**THE RECORDS:**
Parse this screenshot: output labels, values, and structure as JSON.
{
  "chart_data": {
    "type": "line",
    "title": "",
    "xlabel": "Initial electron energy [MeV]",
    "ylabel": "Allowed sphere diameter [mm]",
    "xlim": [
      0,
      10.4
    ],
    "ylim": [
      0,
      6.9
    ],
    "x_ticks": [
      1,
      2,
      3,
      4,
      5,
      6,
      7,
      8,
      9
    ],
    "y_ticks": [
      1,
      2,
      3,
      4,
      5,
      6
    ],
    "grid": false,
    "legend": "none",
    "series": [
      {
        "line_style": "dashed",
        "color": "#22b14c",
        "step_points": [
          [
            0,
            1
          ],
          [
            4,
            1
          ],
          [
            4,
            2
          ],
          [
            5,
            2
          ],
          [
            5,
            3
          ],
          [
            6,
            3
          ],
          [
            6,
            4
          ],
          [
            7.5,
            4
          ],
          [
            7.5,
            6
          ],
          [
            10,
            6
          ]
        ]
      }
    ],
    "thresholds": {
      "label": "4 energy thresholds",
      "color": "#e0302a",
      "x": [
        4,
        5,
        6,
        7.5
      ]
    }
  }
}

**WHAT IS ASKED:** Take every line from the data above that holds "energy" and copy it out.

**SOLVED EXERCISE:**
    "xlabel": "Initial electron energy [MeV]",
      "label": "4 energy thresholds",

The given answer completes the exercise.